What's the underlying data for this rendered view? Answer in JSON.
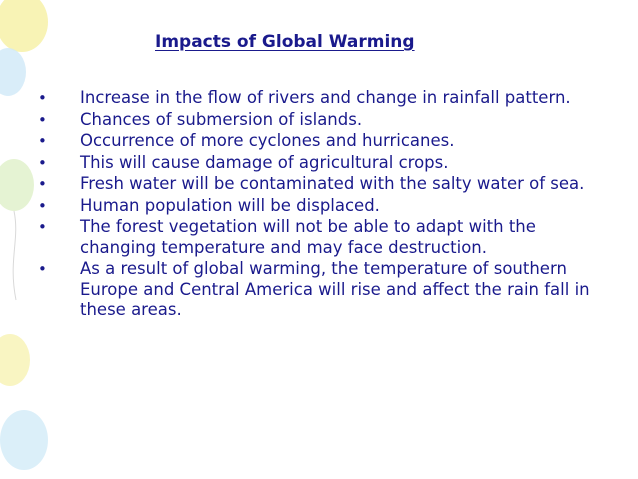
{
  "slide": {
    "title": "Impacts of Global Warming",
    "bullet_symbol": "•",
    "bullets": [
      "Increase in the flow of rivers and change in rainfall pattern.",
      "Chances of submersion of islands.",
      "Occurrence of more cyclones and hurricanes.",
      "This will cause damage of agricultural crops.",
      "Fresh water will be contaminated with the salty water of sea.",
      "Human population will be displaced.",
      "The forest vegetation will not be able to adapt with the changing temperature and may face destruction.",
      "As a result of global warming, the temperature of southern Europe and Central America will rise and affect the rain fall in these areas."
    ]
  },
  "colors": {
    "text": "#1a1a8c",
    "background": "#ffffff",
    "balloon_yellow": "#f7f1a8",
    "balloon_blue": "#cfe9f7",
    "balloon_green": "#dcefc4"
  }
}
========
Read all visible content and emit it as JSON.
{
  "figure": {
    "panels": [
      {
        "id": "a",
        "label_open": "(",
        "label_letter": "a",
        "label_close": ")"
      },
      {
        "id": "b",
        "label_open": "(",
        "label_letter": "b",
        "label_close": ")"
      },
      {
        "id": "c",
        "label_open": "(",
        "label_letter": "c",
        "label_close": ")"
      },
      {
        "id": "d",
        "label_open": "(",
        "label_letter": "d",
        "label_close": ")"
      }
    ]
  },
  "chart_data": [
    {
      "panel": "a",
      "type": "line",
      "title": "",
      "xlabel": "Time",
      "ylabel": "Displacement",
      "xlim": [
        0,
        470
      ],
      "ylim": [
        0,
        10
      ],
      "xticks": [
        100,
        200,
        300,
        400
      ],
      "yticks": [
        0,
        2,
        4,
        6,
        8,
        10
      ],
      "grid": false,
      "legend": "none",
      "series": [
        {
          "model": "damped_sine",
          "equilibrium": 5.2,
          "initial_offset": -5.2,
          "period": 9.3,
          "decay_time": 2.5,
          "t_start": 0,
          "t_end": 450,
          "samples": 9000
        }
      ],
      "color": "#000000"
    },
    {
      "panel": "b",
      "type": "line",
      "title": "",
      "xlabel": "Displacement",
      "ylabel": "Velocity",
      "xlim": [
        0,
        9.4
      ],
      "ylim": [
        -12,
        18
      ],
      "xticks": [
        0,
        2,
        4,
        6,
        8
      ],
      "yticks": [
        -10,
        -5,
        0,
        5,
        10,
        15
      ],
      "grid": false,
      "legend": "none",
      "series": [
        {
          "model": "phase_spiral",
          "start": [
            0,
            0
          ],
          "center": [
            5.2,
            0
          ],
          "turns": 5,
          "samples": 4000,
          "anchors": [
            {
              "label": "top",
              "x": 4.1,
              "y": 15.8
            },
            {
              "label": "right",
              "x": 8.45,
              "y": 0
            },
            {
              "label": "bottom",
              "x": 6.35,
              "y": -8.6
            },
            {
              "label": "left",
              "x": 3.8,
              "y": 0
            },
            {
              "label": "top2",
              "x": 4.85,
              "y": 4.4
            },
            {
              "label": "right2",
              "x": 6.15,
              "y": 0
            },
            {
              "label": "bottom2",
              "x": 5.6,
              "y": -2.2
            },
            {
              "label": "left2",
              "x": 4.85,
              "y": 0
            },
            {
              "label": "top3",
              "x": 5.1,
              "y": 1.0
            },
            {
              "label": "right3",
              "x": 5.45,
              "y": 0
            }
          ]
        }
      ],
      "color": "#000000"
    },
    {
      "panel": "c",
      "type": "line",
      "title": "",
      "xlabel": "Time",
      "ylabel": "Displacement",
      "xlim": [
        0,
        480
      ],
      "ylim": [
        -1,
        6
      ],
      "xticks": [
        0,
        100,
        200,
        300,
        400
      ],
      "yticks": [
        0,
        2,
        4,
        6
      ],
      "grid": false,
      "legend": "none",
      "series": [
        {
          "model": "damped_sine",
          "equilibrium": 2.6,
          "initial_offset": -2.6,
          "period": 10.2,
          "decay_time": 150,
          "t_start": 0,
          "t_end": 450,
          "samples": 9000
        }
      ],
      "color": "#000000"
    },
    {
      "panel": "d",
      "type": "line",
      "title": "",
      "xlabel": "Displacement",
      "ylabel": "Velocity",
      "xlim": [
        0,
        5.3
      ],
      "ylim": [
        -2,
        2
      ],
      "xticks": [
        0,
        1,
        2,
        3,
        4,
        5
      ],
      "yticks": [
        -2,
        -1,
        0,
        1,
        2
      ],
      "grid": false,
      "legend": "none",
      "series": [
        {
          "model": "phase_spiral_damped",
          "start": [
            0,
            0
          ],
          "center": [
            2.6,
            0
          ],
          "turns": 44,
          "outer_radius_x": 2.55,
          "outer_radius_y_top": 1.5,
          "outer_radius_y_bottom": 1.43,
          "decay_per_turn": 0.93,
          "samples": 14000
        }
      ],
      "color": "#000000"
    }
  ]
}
========
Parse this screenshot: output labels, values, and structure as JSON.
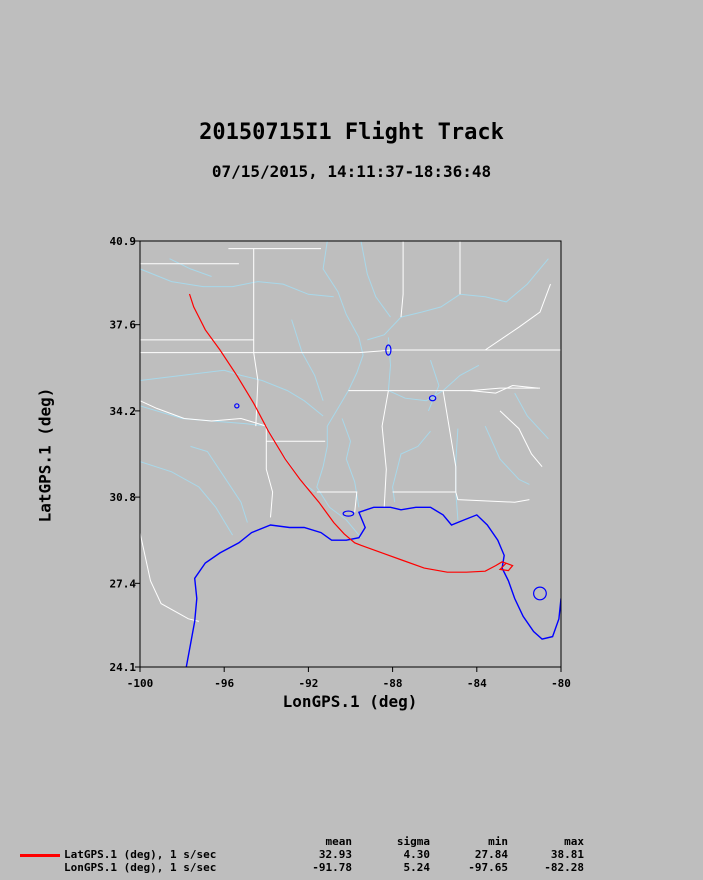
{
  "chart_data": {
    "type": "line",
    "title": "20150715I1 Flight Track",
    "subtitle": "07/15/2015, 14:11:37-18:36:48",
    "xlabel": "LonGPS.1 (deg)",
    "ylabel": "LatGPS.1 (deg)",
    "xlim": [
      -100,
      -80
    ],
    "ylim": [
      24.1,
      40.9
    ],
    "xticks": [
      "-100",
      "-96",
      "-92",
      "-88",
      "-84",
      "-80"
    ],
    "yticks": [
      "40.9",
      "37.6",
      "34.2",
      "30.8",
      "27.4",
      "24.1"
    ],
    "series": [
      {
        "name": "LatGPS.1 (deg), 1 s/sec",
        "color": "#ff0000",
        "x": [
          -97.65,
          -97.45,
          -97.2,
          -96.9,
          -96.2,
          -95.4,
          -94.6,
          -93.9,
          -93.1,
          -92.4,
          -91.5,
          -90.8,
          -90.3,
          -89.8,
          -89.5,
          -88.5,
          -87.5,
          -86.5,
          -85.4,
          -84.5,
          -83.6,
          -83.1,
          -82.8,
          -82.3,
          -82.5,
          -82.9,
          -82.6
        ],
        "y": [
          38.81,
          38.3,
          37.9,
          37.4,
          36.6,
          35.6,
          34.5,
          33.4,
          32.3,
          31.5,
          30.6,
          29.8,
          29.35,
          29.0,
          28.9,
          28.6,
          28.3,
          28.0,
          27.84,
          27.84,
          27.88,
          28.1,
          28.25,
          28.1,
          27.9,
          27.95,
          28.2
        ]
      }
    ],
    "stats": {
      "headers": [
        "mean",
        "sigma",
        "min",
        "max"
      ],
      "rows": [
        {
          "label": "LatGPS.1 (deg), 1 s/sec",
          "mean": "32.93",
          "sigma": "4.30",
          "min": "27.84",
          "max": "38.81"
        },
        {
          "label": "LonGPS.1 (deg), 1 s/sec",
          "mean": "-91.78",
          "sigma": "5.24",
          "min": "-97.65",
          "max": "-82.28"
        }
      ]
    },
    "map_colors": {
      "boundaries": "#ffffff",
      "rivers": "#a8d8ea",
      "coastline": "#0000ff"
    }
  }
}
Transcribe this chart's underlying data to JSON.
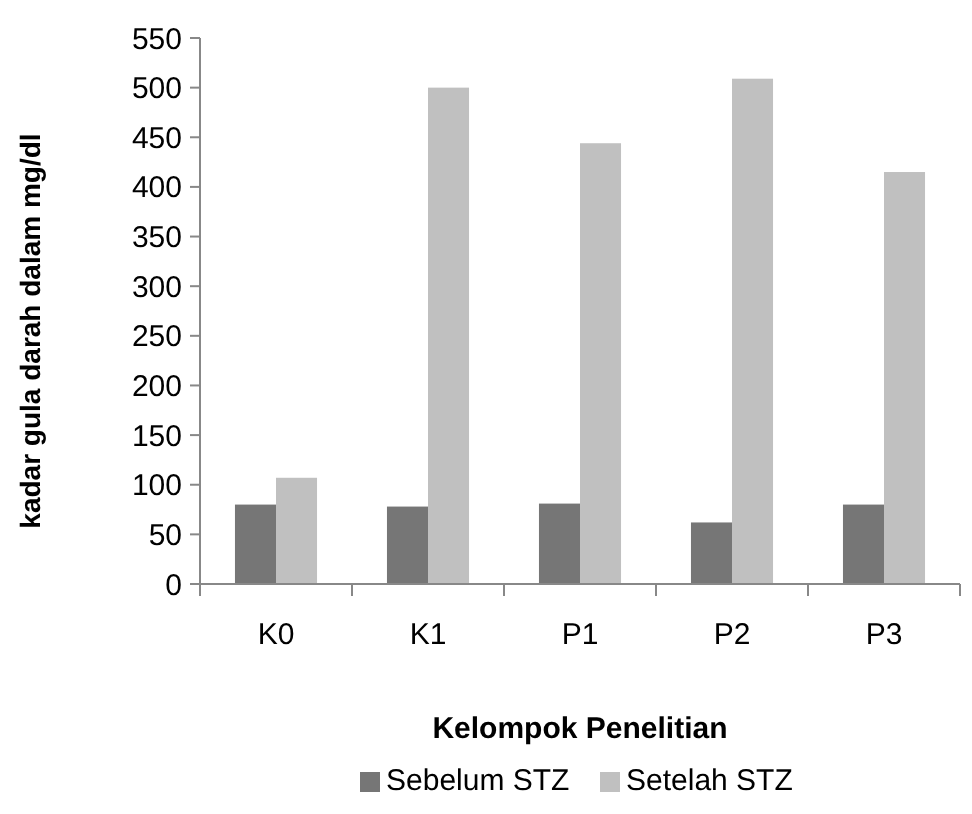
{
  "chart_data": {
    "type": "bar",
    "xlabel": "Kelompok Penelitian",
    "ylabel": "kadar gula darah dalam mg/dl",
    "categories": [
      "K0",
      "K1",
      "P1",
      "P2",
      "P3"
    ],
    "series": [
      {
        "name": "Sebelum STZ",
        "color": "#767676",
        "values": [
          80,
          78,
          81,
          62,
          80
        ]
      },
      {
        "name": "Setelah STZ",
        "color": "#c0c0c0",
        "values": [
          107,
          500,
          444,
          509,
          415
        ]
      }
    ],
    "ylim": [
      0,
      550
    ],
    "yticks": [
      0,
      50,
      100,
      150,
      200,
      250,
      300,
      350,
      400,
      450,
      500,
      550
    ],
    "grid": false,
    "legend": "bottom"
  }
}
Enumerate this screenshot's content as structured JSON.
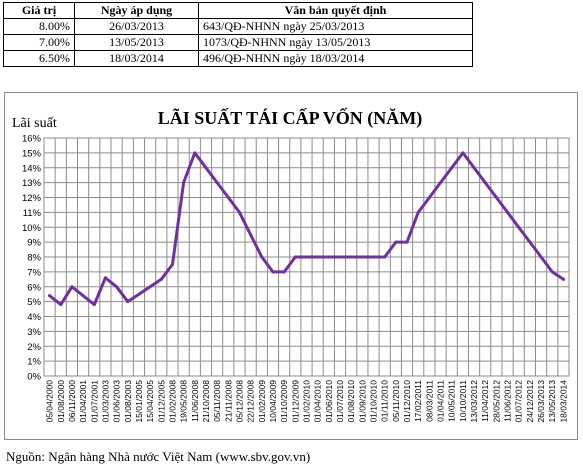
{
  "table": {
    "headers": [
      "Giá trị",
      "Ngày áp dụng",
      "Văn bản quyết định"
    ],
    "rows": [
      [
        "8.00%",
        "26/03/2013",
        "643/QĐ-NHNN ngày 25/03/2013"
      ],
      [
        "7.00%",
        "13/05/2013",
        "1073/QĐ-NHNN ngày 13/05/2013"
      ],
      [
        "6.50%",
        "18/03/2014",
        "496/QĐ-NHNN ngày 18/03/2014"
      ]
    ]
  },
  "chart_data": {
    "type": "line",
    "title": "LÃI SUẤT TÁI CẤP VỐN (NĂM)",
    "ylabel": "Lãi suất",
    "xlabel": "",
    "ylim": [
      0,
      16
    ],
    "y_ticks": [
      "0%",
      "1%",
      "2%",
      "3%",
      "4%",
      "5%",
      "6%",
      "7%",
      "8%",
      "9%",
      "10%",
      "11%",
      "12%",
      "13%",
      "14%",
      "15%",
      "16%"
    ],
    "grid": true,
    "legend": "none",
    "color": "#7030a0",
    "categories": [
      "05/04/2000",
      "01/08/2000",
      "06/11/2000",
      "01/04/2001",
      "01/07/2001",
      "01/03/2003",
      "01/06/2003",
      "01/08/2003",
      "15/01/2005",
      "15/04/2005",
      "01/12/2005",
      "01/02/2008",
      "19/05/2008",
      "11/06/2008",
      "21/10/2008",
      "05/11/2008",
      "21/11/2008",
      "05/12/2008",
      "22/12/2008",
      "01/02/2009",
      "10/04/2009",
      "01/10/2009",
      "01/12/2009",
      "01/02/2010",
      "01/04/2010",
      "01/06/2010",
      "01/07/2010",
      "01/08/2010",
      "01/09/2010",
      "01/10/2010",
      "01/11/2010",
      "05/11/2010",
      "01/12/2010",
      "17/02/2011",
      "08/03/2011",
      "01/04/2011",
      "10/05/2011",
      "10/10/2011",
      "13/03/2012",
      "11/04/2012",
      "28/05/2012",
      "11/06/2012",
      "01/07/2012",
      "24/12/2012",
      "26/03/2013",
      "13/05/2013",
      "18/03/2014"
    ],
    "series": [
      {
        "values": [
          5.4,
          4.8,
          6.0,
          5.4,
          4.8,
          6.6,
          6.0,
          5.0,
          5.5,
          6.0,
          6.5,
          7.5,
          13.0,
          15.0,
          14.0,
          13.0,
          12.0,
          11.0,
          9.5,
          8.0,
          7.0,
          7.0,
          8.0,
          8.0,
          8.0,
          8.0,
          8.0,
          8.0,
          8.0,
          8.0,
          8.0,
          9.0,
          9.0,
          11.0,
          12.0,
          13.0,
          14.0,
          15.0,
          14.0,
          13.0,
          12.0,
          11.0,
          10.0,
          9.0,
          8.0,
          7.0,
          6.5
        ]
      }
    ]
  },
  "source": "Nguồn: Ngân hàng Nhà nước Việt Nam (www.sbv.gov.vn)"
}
========
| Your instructions |
Looking back at the lines above, state how many contain the word "LonGPS", and supply nothing besides the number.

| Output for this exercise |
2